| Given exercise |
Write each line of the data below as one string in a JSON list, leaving out blank lines and the picture.

| Data for this task |
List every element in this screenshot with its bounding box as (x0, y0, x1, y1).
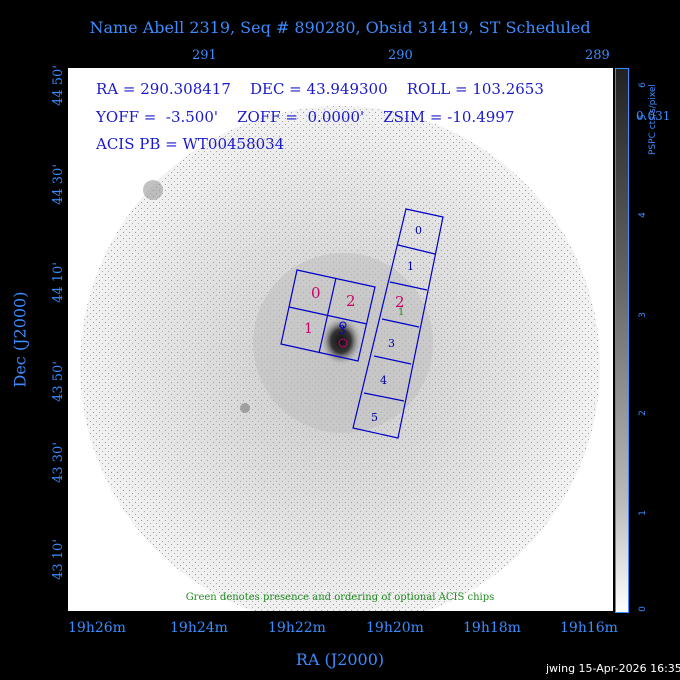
acis-i-chip-label: 1 (304, 321, 313, 337)
source-blob (240, 403, 250, 413)
source-blob (143, 180, 163, 200)
dec-tick: 43 10' (50, 539, 66, 580)
sky-image-panel: 0 2 1 3 0 1 2 3 4 5 1 (68, 68, 613, 611)
x-axis-label: RA (J2000) (295, 650, 385, 669)
colorbar-partial-label: 0.031 (636, 109, 671, 123)
optional-chips-note: Green denotes presence and ordering of o… (185, 592, 495, 603)
acis-s-array (352, 208, 444, 439)
ra-deg-tick-290: 290 (388, 48, 413, 63)
optional-chip-label: 1 (398, 307, 404, 318)
y-axis-label: Dec (J2000) (10, 291, 30, 388)
pointing-line-3: ACIS PB = WT00458034 (96, 135, 285, 153)
dec-tick: 44 50' (50, 65, 66, 106)
cluster-core (319, 315, 363, 367)
aimpoint-marker (339, 321, 347, 329)
ra-hms-tick: 19h18m (463, 620, 521, 636)
sky-image: 0 2 1 3 0 1 2 3 4 5 1 (80, 106, 600, 611)
dec-tick: 43 30' (50, 442, 66, 483)
ra-deg-tick-289: 289 (585, 48, 610, 63)
pointing-line-2: YOFF = -3.500' ZOFF = 0.0000' ZSIM = -10… (96, 108, 515, 126)
acis-s-chip-label: 1 (407, 260, 414, 273)
colorbar-tick: 0 (637, 606, 648, 612)
acis-i-chip-label: 0 (311, 284, 321, 302)
colorbar-tick: 6 (637, 82, 648, 88)
ra-hms-tick: 19h16m (560, 620, 618, 636)
ra-hms-tick: 19h26m (68, 620, 126, 636)
colorbar-tick: 1 (637, 510, 648, 516)
colorbar (615, 68, 629, 613)
acis-i-chip-label: 3 (338, 323, 346, 337)
pointing-line-1: RA = 290.308417 DEC = 43.949300 ROLL = 1… (96, 80, 544, 98)
dec-tick: 44 10' (50, 262, 66, 303)
ra-hms-tick: 19h24m (170, 620, 228, 636)
target-marker (338, 338, 348, 348)
timestamp: jwing 15-Apr-2026 16:35 (546, 662, 680, 675)
dec-tick: 44 30' (50, 164, 66, 205)
acis-i-chip-label: 2 (346, 292, 356, 310)
acis-s-chip-label: 4 (380, 374, 387, 387)
ra-hms-tick: 19h20m (366, 620, 424, 636)
colorbar-tick: 3 (637, 312, 648, 318)
ra-hms-tick: 19h22m (268, 620, 326, 636)
ra-deg-tick-291: 291 (192, 48, 217, 63)
acis-s-chip-label: 5 (371, 411, 378, 424)
acis-s-chip-label: 3 (388, 337, 395, 350)
dec-tick: 43 50' (50, 361, 66, 402)
colorbar-tick: 2 (637, 410, 648, 416)
page-title: Name Abell 2319, Seq # 890280, Obsid 314… (89, 18, 591, 37)
acis-s-chip-label: 2 (395, 293, 405, 311)
colorbar-tick: 4 (637, 212, 648, 218)
acis-i-array (280, 269, 376, 362)
acis-s-chip-label: 0 (415, 224, 422, 237)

| Exercise result |
[
  "List every element in this screenshot with its bounding box as (x0, y0, x1, y1).",
  "acis-i-chip-label: 1 (304, 321, 313, 337)",
  "source-blob (240, 403, 250, 413)",
  "source-blob (143, 180, 163, 200)",
  "dec-tick: 43 10' (50, 539, 66, 580)",
  "sky-image-panel: 0 2 1 3 0 1 2 3 4 5 1 (68, 68, 613, 611)",
  "x-axis-label: RA (J2000) (295, 650, 385, 669)",
  "colorbar-partial-label: 0.031 (636, 109, 671, 123)",
  "optional-chips-note: Green denotes presence and ordering of o… (185, 592, 495, 603)",
  "acis-s-array (352, 208, 444, 439)",
  "ra-deg-tick-290: 290 (388, 48, 413, 63)",
  "optional-chip-label: 1 (398, 307, 404, 318)",
  "y-axis-label: Dec (J2000) (10, 291, 30, 388)",
  "pointing-line-3: ACIS PB = WT00458034 (96, 135, 285, 153)",
  "dec-tick: 44 50' (50, 65, 66, 106)",
  "cluster-core (319, 315, 363, 367)",
  "aimpoint-marker (339, 321, 347, 329)",
  "ra-hms-tick: 19h18m (463, 620, 521, 636)",
  "sky-image: 0 2 1 3 0 1 2 3 4 5 1 (80, 106, 600, 611)",
  "dec-tick: 43 30' (50, 442, 66, 483)",
  "ra-deg-tick-289: 289 (585, 48, 610, 63)",
  "pointing-line-2: YOFF = -3.500' ZOFF = 0.0000' ZSIM = -10… (96, 108, 515, 126)",
  "acis-s-chip-label: 1 (407, 260, 414, 273)",
  "colorbar-tick: 0 (637, 606, 648, 612)",
  "acis-i-chip-label: 0 (311, 284, 321, 302)",
  "colorbar-tick: 6 (637, 82, 648, 88)",
  "ra-hms-tick: 19h16m (560, 620, 618, 636)",
  "ra-hms-tick: 19h26m (68, 620, 126, 636)",
  "colorbar-tick: 1 (637, 510, 648, 516)",
  "colorbar (615, 68, 629, 613)",
  "acis-i-chip-label: 3 (338, 323, 346, 337)",
  "pointing-line-1: RA = 290.308417 DEC = 43.949300 ROLL = 1… (96, 80, 544, 98)",
  "dec-tick: 44 10' (50, 262, 66, 303)",
  "ra-hms-tick: 19h24m (170, 620, 228, 636)",
  "target-marker (338, 338, 348, 348)",
  "timestamp: jwing 15-Apr-2026 16:35 (546, 662, 680, 675)",
  "dec-tick: 44 30' (50, 164, 66, 205)",
  "acis-i-chip-label: 2 (346, 292, 356, 310)",
  "acis-s-chip-label: 4 (380, 374, 387, 387)",
  "ra-hms-tick: 19h20m (366, 620, 424, 636)",
  "colorbar-tick: 3 (637, 312, 648, 318)",
  "ra-hms-tick: 19h22m (268, 620, 326, 636)",
  "ra-deg-tick-291: 291 (192, 48, 217, 63)",
  "acis-s-chip-label: 5 (371, 411, 378, 424)",
  "acis-s-chip-label: 3 (388, 337, 395, 350)",
  "dec-tick: 43 50' (50, 361, 66, 402)",
  "colorbar-tick: 2 (637, 410, 648, 416)",
  "page-title: Name Abell 2319, Seq # 890280, Obsid 314… (89, 18, 591, 37)",
  "acis-s-chip-label: 2 (395, 293, 405, 311)",
  "colorbar-tick: 4 (637, 212, 648, 218)",
  "acis-i-array (280, 269, 376, 362)",
  "acis-s-chip-label: 0 (415, 224, 422, 237)"
]